- What you have to do:
Pick out the lines below that contain the string "JSON" and copy them all.

- Supplied records:
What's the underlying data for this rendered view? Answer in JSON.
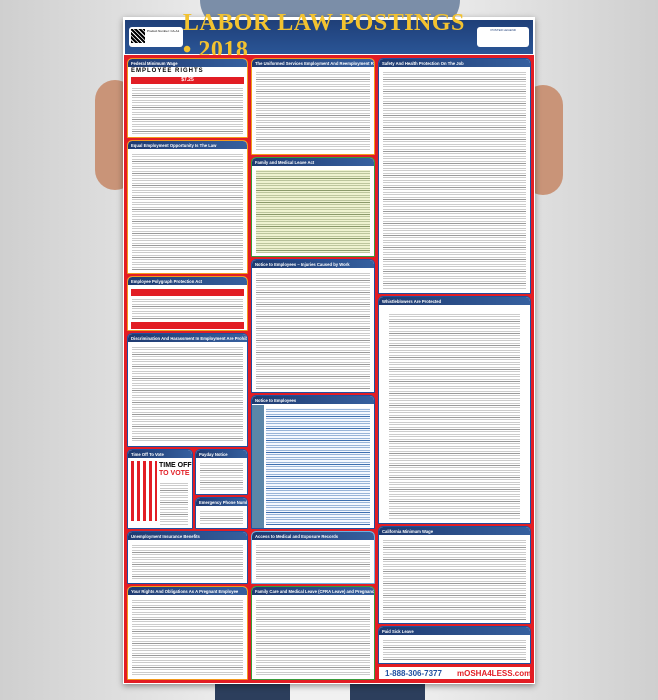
{
  "poster": {
    "title": "LABOR LAW POSTINGS • 2018",
    "product_label": "Product Number: CA-A1",
    "legend_label": "POSTER LEGEND",
    "colors": {
      "banner": "#1f3f78",
      "title": "#f2c230",
      "frame": "#e21d24"
    },
    "sections": {
      "fmw": "Federal Minimum Wage",
      "eeo": "Equal Employment Opportunity Is The Law",
      "poly": "Employee Polygraph Protection Act",
      "disc": "Discrimination And Harassment In Employment Are Prohibited By Law",
      "vote": "Time Off To Vote",
      "payday": "Payday Notice",
      "emerg": "Emergency Phone Numbers",
      "ui": "Unemployment Insurance Benefits",
      "preg": "Your Rights And Obligations As A Pregnant Employee",
      "userra": "The Uniformed Services Employment And Reemployment Rights Act",
      "fmla": "Family and Medical Leave Act",
      "inj": "Notice to Employees – Injuries Caused by Work",
      "notice": "Notice to Employees",
      "access": "Access to Medical and Exposure Records",
      "cfra": "Family Care and Medical Leave (CFRA Leave) and Pregnancy Disability Leave",
      "safety": "Safety And Health Protection On The Job",
      "whistle": "Whistleblowers Are Protected",
      "camw": "California Minimum Wage",
      "sick": "Paid Sick Leave"
    },
    "vote_line1": "TIME OFF",
    "vote_line2": "TO VOTE",
    "fmw_banner": "EMPLOYEE RIGHTS",
    "fmw_wage": "$7.25",
    "phone": "1-888-306-7377",
    "brand": "mOSHA4LESS.com"
  }
}
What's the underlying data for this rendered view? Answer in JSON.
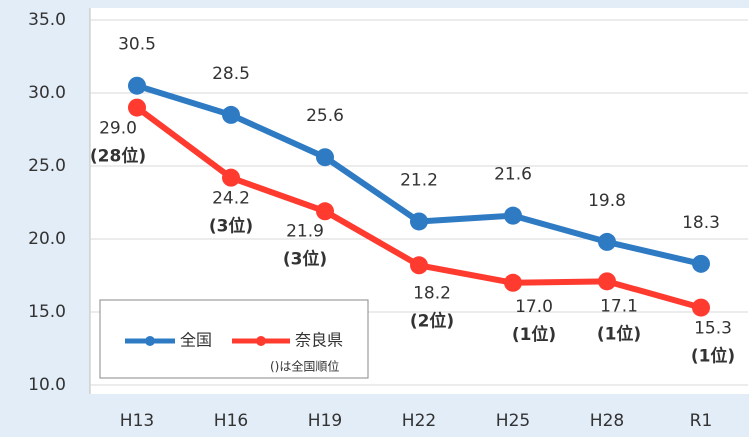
{
  "chart_data": {
    "type": "line",
    "categories": [
      "H13",
      "H16",
      "H19",
      "H22",
      "H25",
      "H28",
      "R1"
    ],
    "series": [
      {
        "name": "全国",
        "color": "#2e7bc4",
        "values": [
          30.5,
          28.5,
          25.6,
          21.2,
          21.6,
          19.8,
          18.3
        ],
        "value_labels": [
          "30.5",
          "28.5",
          "25.6",
          "21.2",
          "21.6",
          "19.8",
          "18.3"
        ]
      },
      {
        "name": "奈良県",
        "color": "#ff3b30",
        "values": [
          29.0,
          24.2,
          21.9,
          18.2,
          17.0,
          17.1,
          15.3
        ],
        "value_labels": [
          "29.0",
          "24.2",
          "21.9",
          "18.2",
          "17.0",
          "17.1",
          "15.3"
        ],
        "rank_labels": [
          "(28位)",
          "(3位)",
          "(3位)",
          "(2位)",
          "(1位)",
          "(1位)",
          "(1位)"
        ]
      }
    ],
    "legend_note": "()は全国順位",
    "ylim": [
      10,
      35
    ],
    "yticks": [
      {
        "value": 10,
        "label": "10.0"
      },
      {
        "value": 15,
        "label": "15.0"
      },
      {
        "value": 20,
        "label": "20.0"
      },
      {
        "value": 25,
        "label": "25.0"
      },
      {
        "value": 30,
        "label": "30.0"
      },
      {
        "value": 35,
        "label": "35.0"
      }
    ],
    "grid": true
  }
}
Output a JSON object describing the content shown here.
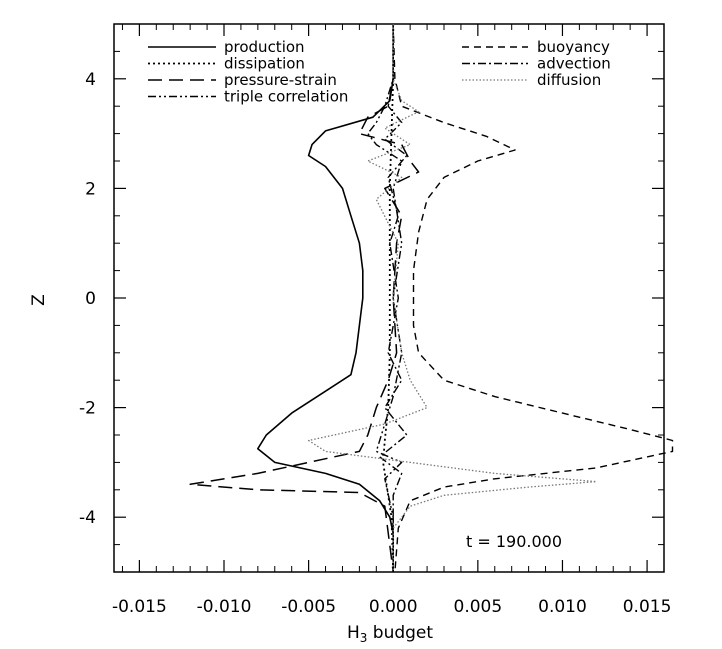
{
  "chart_data": {
    "type": "line",
    "xlabel": "H",
    "xlabel_sub": "3",
    "xlabel_rest": " budget",
    "ylabel": "Z",
    "xlim": [
      -0.0165,
      0.016
    ],
    "ylim": [
      -5,
      5
    ],
    "x_ticks": [
      -0.015,
      -0.01,
      -0.005,
      0.0,
      0.005,
      0.01,
      0.015
    ],
    "x_tick_labels": [
      "-0.015",
      "-0.010",
      "-0.005",
      "0.000",
      "0.005",
      "0.010",
      "0.015"
    ],
    "y_ticks": [
      -4,
      -2,
      0,
      2,
      4
    ],
    "y_tick_labels": [
      "-4",
      "-2",
      "0",
      "2",
      "4"
    ],
    "grid": false,
    "legend_placement": "top, two columns",
    "annotation": "t = 190.000",
    "series": [
      {
        "name": "production",
        "style": "solid",
        "points": [
          [
            0.0,
            5.0
          ],
          [
            0.0,
            4.0
          ],
          [
            -0.0002,
            3.6
          ],
          [
            -0.0012,
            3.3
          ],
          [
            -0.004,
            3.05
          ],
          [
            -0.0048,
            2.8
          ],
          [
            -0.005,
            2.6
          ],
          [
            -0.004,
            2.4
          ],
          [
            -0.003,
            2.0
          ],
          [
            -0.0025,
            1.5
          ],
          [
            -0.002,
            1.0
          ],
          [
            -0.0018,
            0.5
          ],
          [
            -0.0018,
            0.0
          ],
          [
            -0.002,
            -0.5
          ],
          [
            -0.0022,
            -1.0
          ],
          [
            -0.0025,
            -1.4
          ],
          [
            -0.004,
            -1.7
          ],
          [
            -0.006,
            -2.1
          ],
          [
            -0.0075,
            -2.5
          ],
          [
            -0.008,
            -2.75
          ],
          [
            -0.007,
            -3.0
          ],
          [
            -0.004,
            -3.2
          ],
          [
            -0.002,
            -3.4
          ],
          [
            -0.0008,
            -3.7
          ],
          [
            -0.0002,
            -4.0
          ],
          [
            0.0,
            -4.3
          ],
          [
            0.0,
            -5.0
          ]
        ]
      },
      {
        "name": "dissipation",
        "style": "dotted",
        "points": [
          [
            0.0,
            5.0
          ],
          [
            0.0,
            4.0
          ],
          [
            -0.0001,
            3.0
          ],
          [
            -0.0002,
            2.0
          ],
          [
            -0.0002,
            1.0
          ],
          [
            -0.0002,
            0.0
          ],
          [
            -0.0002,
            -1.0
          ],
          [
            -0.0003,
            -2.0
          ],
          [
            -0.0005,
            -2.6
          ],
          [
            -0.0006,
            -3.0
          ],
          [
            -0.0004,
            -3.4
          ],
          [
            -0.0001,
            -4.0
          ],
          [
            0.0,
            -5.0
          ]
        ]
      },
      {
        "name": "pressure-strain",
        "style": "longdash",
        "points": [
          [
            0.0,
            5.0
          ],
          [
            0.0,
            4.0
          ],
          [
            -0.0003,
            3.5
          ],
          [
            -0.0015,
            3.3
          ],
          [
            -0.002,
            3.0
          ],
          [
            0.0005,
            2.8
          ],
          [
            0.001,
            2.5
          ],
          [
            0.0015,
            2.3
          ],
          [
            -0.0005,
            2.0
          ],
          [
            0.0005,
            1.5
          ],
          [
            0.0002,
            1.0
          ],
          [
            0.0,
            0.0
          ],
          [
            0.0002,
            -1.0
          ],
          [
            -0.0003,
            -1.5
          ],
          [
            -0.001,
            -2.0
          ],
          [
            -0.0015,
            -2.5
          ],
          [
            -0.002,
            -2.8
          ],
          [
            -0.005,
            -3.0
          ],
          [
            -0.008,
            -3.2
          ],
          [
            -0.012,
            -3.4
          ],
          [
            -0.008,
            -3.5
          ],
          [
            -0.002,
            -3.55
          ],
          [
            -0.0005,
            -3.8
          ],
          [
            0.0,
            -5.0
          ]
        ]
      },
      {
        "name": "triple correlation",
        "style": "dashdotdot",
        "points": [
          [
            0.0,
            5.0
          ],
          [
            0.0,
            4.0
          ],
          [
            -0.0005,
            3.5
          ],
          [
            -0.001,
            3.2
          ],
          [
            -0.0015,
            3.0
          ],
          [
            -0.001,
            2.8
          ],
          [
            0.0005,
            2.5
          ],
          [
            0.0,
            2.0
          ],
          [
            0.0005,
            1.0
          ],
          [
            0.0,
            0.0
          ],
          [
            0.0005,
            -1.0
          ],
          [
            0.0,
            -1.8
          ],
          [
            -0.0005,
            -2.3
          ],
          [
            -0.001,
            -2.8
          ],
          [
            0.0005,
            -3.0
          ],
          [
            -0.0005,
            -3.3
          ],
          [
            0.0,
            -4.0
          ],
          [
            0.0,
            -5.0
          ]
        ]
      },
      {
        "name": "buoyancy",
        "style": "dashed",
        "points": [
          [
            0.0,
            5.0
          ],
          [
            0.0001,
            4.0
          ],
          [
            0.0005,
            3.5
          ],
          [
            0.003,
            3.2
          ],
          [
            0.0055,
            2.95
          ],
          [
            0.0072,
            2.7
          ],
          [
            0.005,
            2.5
          ],
          [
            0.003,
            2.2
          ],
          [
            0.002,
            1.8
          ],
          [
            0.0015,
            1.2
          ],
          [
            0.0012,
            0.5
          ],
          [
            0.0012,
            0.0
          ],
          [
            0.0012,
            -0.5
          ],
          [
            0.0015,
            -1.0
          ],
          [
            0.003,
            -1.5
          ],
          [
            0.006,
            -1.8
          ],
          [
            0.01,
            -2.1
          ],
          [
            0.014,
            -2.4
          ],
          [
            0.0165,
            -2.6
          ],
          [
            0.0165,
            -2.8
          ],
          [
            0.012,
            -3.1
          ],
          [
            0.006,
            -3.3
          ],
          [
            0.003,
            -3.45
          ],
          [
            0.001,
            -3.7
          ],
          [
            0.0003,
            -4.2
          ],
          [
            0.0001,
            -5.0
          ]
        ]
      },
      {
        "name": "advection",
        "style": "dashdot",
        "points": [
          [
            0.0,
            5.0
          ],
          [
            0.0,
            4.0
          ],
          [
            -0.0003,
            3.5
          ],
          [
            0.0005,
            3.2
          ],
          [
            -0.0005,
            2.9
          ],
          [
            0.0008,
            2.6
          ],
          [
            -0.0003,
            2.2
          ],
          [
            0.0003,
            1.5
          ],
          [
            -0.0002,
            1.0
          ],
          [
            0.0003,
            0.0
          ],
          [
            -0.0003,
            -1.0
          ],
          [
            0.0005,
            -1.5
          ],
          [
            -0.0005,
            -2.0
          ],
          [
            0.0008,
            -2.5
          ],
          [
            -0.0008,
            -2.9
          ],
          [
            0.0005,
            -3.2
          ],
          [
            0.0,
            -3.6
          ],
          [
            0.0,
            -5.0
          ]
        ]
      },
      {
        "name": "diffusion",
        "style": "finedot",
        "points": [
          [
            0.0,
            5.0
          ],
          [
            0.0,
            4.0
          ],
          [
            0.0005,
            3.6
          ],
          [
            0.0015,
            3.4
          ],
          [
            -0.0005,
            3.1
          ],
          [
            0.001,
            2.8
          ],
          [
            -0.0015,
            2.5
          ],
          [
            0.0005,
            2.2
          ],
          [
            -0.001,
            1.8
          ],
          [
            0.0003,
            1.0
          ],
          [
            0.0,
            0.0
          ],
          [
            0.0005,
            -1.0
          ],
          [
            0.001,
            -1.5
          ],
          [
            0.002,
            -2.0
          ],
          [
            -0.0005,
            -2.3
          ],
          [
            -0.005,
            -2.6
          ],
          [
            -0.004,
            -2.8
          ],
          [
            0.001,
            -3.0
          ],
          [
            0.006,
            -3.2
          ],
          [
            0.012,
            -3.35
          ],
          [
            0.008,
            -3.45
          ],
          [
            0.003,
            -3.6
          ],
          [
            0.001,
            -3.8
          ],
          [
            0.0,
            -4.2
          ],
          [
            0.0,
            -5.0
          ]
        ]
      }
    ]
  }
}
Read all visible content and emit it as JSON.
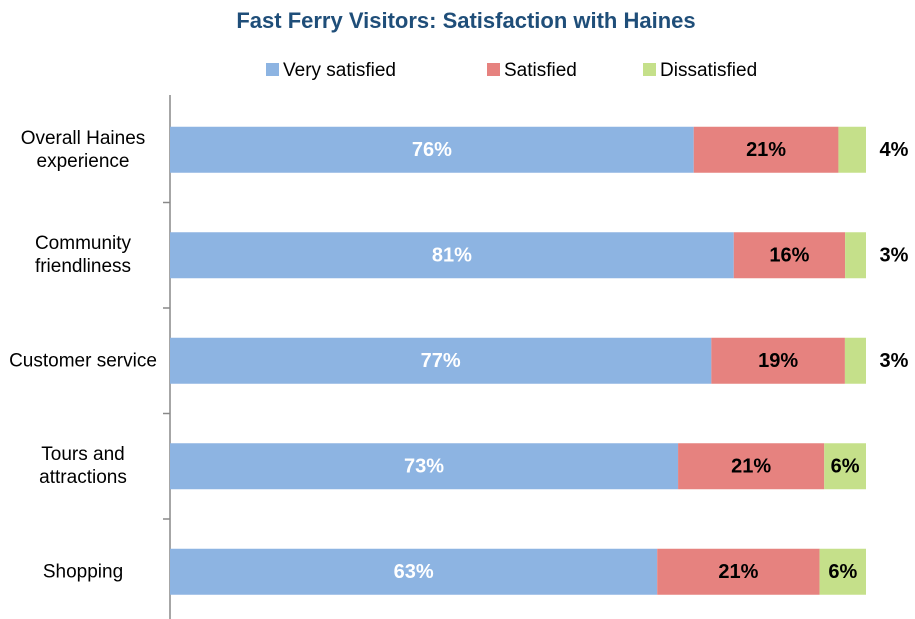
{
  "chart_data": {
    "type": "bar",
    "orientation": "horizontal",
    "stacked": "percent",
    "title": "Fast Ferry Visitors: Satisfaction with Haines",
    "categories": [
      "Overall Haines experience",
      "Community friendliness",
      "Customer service",
      "Tours and attractions",
      "Shopping"
    ],
    "series": [
      {
        "name": "Very satisfied",
        "color": "#8db4e2",
        "values": [
          76,
          81,
          77,
          73,
          63
        ],
        "value_labels": [
          "76%",
          "81%",
          "77%",
          "73%",
          "63%"
        ]
      },
      {
        "name": "Satisfied",
        "color": "#e6827f",
        "values": [
          21,
          16,
          19,
          21,
          21
        ],
        "value_labels": [
          "21%",
          "16%",
          "19%",
          "21%",
          "21%"
        ]
      },
      {
        "name": "Dissatisfied",
        "color": "#c5e08a",
        "values": [
          4,
          3,
          3,
          6,
          6
        ],
        "value_labels": [
          "4%",
          "3%",
          "3%",
          "6%",
          "6%"
        ]
      }
    ],
    "legend": "top"
  }
}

- The solution:
What's the underlying data for this rendered view? Answer in JSON.
What's the underlying data for this rendered view? Answer in JSON.
Output a JSON object describing the content shown here.
Read all visible content and emit it as JSON.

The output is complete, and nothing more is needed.